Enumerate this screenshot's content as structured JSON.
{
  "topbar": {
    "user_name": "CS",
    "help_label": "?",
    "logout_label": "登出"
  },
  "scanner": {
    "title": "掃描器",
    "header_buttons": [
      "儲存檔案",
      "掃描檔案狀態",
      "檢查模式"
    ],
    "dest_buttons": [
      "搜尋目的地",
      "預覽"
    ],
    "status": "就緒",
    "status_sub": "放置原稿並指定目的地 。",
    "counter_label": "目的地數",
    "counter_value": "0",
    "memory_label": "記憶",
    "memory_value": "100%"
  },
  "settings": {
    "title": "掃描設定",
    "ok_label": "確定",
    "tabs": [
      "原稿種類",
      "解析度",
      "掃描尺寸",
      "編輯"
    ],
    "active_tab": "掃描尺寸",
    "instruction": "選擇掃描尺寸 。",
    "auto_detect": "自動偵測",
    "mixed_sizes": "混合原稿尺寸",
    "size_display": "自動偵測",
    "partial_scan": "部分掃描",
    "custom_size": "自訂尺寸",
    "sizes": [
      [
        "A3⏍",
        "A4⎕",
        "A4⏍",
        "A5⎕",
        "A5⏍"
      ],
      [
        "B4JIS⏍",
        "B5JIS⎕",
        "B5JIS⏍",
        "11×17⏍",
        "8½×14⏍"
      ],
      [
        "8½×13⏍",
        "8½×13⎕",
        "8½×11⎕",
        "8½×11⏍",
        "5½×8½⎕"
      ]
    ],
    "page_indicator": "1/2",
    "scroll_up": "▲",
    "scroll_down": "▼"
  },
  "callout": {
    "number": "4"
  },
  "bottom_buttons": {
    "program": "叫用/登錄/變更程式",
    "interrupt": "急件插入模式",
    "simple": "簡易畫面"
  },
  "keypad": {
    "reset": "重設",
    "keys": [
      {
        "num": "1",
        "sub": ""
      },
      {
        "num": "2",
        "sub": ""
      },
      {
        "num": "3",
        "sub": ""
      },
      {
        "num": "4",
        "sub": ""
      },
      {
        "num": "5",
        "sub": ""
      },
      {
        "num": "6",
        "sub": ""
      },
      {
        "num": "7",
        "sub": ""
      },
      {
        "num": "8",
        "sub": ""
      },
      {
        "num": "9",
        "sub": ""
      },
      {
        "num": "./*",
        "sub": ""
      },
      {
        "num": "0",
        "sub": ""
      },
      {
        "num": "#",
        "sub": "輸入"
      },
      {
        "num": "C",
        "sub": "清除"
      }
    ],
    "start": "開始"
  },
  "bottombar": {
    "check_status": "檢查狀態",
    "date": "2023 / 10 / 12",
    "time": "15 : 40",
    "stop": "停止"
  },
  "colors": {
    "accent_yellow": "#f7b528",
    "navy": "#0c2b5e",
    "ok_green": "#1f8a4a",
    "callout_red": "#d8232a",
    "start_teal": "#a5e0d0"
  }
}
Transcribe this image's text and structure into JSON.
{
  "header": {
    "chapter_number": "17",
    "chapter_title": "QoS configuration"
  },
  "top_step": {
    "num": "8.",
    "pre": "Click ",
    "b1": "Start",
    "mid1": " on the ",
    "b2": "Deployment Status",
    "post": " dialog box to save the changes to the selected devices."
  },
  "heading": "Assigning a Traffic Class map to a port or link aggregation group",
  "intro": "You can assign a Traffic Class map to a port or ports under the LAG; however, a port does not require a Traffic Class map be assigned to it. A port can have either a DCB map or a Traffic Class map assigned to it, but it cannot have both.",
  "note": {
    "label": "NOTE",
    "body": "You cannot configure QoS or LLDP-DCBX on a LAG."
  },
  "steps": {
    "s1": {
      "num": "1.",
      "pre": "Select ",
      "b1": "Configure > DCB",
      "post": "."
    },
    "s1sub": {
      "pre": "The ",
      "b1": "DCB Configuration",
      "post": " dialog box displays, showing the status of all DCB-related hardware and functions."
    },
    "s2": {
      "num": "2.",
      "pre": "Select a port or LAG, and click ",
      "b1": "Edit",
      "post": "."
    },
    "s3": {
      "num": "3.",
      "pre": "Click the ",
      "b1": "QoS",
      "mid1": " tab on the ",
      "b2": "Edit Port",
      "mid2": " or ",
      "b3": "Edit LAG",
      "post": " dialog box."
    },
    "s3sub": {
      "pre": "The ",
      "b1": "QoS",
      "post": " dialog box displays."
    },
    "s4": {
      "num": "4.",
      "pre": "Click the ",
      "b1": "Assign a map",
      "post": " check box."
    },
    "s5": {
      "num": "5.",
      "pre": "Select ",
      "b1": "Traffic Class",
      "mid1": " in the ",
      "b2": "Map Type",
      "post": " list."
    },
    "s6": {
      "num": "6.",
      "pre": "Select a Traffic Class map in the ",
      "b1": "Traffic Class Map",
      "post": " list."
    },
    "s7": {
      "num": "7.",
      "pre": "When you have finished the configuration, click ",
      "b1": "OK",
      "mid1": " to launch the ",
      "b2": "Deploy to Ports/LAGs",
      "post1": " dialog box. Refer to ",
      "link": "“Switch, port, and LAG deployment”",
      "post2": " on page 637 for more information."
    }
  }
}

-------

- Task brief -
Send back every record, precisely as written.

- Result of this exercise -
Enumerate this screenshot's content as structured JSON.
{
  "topbar": {
    "user_name": "CS",
    "help_label": "?",
    "logout_label": "登出"
  },
  "scanner": {
    "title": "掃描器",
    "header_buttons": [
      "儲存檔案",
      "掃描檔案狀態",
      "檢查模式"
    ],
    "dest_buttons": [
      "搜尋目的地",
      "預覽"
    ],
    "status": "就緒",
    "status_sub": "放置原稿並指定目的地 。",
    "counter_label": "目的地數",
    "counter_value": "0",
    "memory_label": "記憶",
    "memory_value": "100%"
  },
  "settings": {
    "title": "掃描設定",
    "ok_label": "確定",
    "tabs": [
      "原稿種類",
      "解析度",
      "掃描尺寸",
      "編輯"
    ],
    "active_tab": "掃描尺寸",
    "instruction": "選擇掃描尺寸 。",
    "auto_detect": "自動偵測",
    "mixed_sizes": "混合原稿尺寸",
    "size_display": "自動偵測",
    "partial_scan": "部分掃描",
    "custom_size": "自訂尺寸",
    "sizes": [
      [
        "A3⏍",
        "A4⎕",
        "A4⏍",
        "A5⎕",
        "A5⏍"
      ],
      [
        "B4JIS⏍",
        "B5JIS⎕",
        "B5JIS⏍",
        "11×17⏍",
        "8½×14⏍"
      ],
      [
        "8½×13⏍",
        "8½×13⎕",
        "8½×11⎕",
        "8½×11⏍",
        "5½×8½⎕"
      ]
    ],
    "page_indicator": "1/2",
    "scroll_up": "▲",
    "scroll_down": "▼"
  },
  "callout": {
    "number": "4"
  },
  "bottom_buttons": {
    "program": "叫用/登錄/變更程式",
    "interrupt": "急件插入模式",
    "simple": "簡易畫面"
  },
  "keypad": {
    "reset": "重設",
    "keys": [
      {
        "num": "1",
        "sub": ""
      },
      {
        "num": "2",
        "sub": ""
      },
      {
        "num": "3",
        "sub": ""
      },
      {
        "num": "4",
        "sub": ""
      },
      {
        "num": "5",
        "sub": ""
      },
      {
        "num": "6",
        "sub": ""
      },
      {
        "num": "7",
        "sub": ""
      },
      {
        "num": "8",
        "sub": ""
      },
      {
        "num": "9",
        "sub": ""
      },
      {
        "num": "./*",
        "sub": ""
      },
      {
        "num": "0",
        "sub": ""
      },
      {
        "num": "#",
        "sub": "輸入"
      },
      {
        "num": "C",
        "sub": "清除"
      }
    ],
    "start": "開始"
  },
  "bottombar": {
    "check_status": "檢查狀態",
    "date": "2023 / 10 / 12",
    "time": "15 : 40",
    "stop": "停止"
  },
  "colors": {
    "accent_yellow": "#f7b528",
    "navy": "#0c2b5e",
    "ok_green": "#1f8a4a",
    "callout_red": "#d8232a",
    "start_teal": "#a5e0d0"
  }
}
Transcribe this image's text and structure into JSON.
{
  "header": {
    "chapter_number": "17",
    "chapter_title": "QoS configuration"
  },
  "top_step": {
    "num": "8.",
    "pre": "Click ",
    "b1": "Start",
    "mid1": " on the ",
    "b2": "Deployment Status",
    "post": " dialog box to save the changes to the selected devices."
  },
  "heading": "Assigning a Traffic Class map to a port or link aggregation group",
  "intro": "You can assign a Traffic Class map to a port or ports under the LAG; however, a port does not require a Traffic Class map be assigned to it. A port can have either a DCB map or a Traffic Class map assigned to it, but it cannot have both.",
  "note": {
    "label": "NOTE",
    "body": "You cannot configure QoS or LLDP-DCBX on a LAG."
  },
  "steps": {
    "s1": {
      "num": "1.",
      "pre": "Select ",
      "b1": "Configure > DCB",
      "post": "."
    },
    "s1sub": {
      "pre": "The ",
      "b1": "DCB Configuration",
      "post": " dialog box displays, showing the status of all DCB-related hardware and functions."
    },
    "s2": {
      "num": "2.",
      "pre": "Select a port or LAG, and click ",
      "b1": "Edit",
      "post": "."
    },
    "s3": {
      "num": "3.",
      "pre": "Click the ",
      "b1": "QoS",
      "mid1": " tab on the ",
      "b2": "Edit Port",
      "mid2": " or ",
      "b3": "Edit LAG",
      "post": " dialog box."
    },
    "s3sub": {
      "pre": "The ",
      "b1": "QoS",
      "post": " dialog box displays."
    },
    "s4": {
      "num": "4.",
      "pre": "Click the ",
      "b1": "Assign a map",
      "post": " check box."
    },
    "s5": {
      "num": "5.",
      "pre": "Select ",
      "b1": "Traffic Class",
      "mid1": " in the ",
      "b2": "Map Type",
      "post": " list."
    },
    "s6": {
      "num": "6.",
      "pre": "Select a Traffic Class map in the ",
      "b1": "Traffic Class Map",
      "post": " list."
    },
    "s7": {
      "num": "7.",
      "pre": "When you have finished the configuration, click ",
      "b1": "OK",
      "mid1": " to launch the ",
      "b2": "Deploy to Ports/LAGs",
      "post1": " dialog box. Refer to ",
      "link": "“Switch, port, and LAG deployment”",
      "post2": " on page 637 for more information."
    }
  }
}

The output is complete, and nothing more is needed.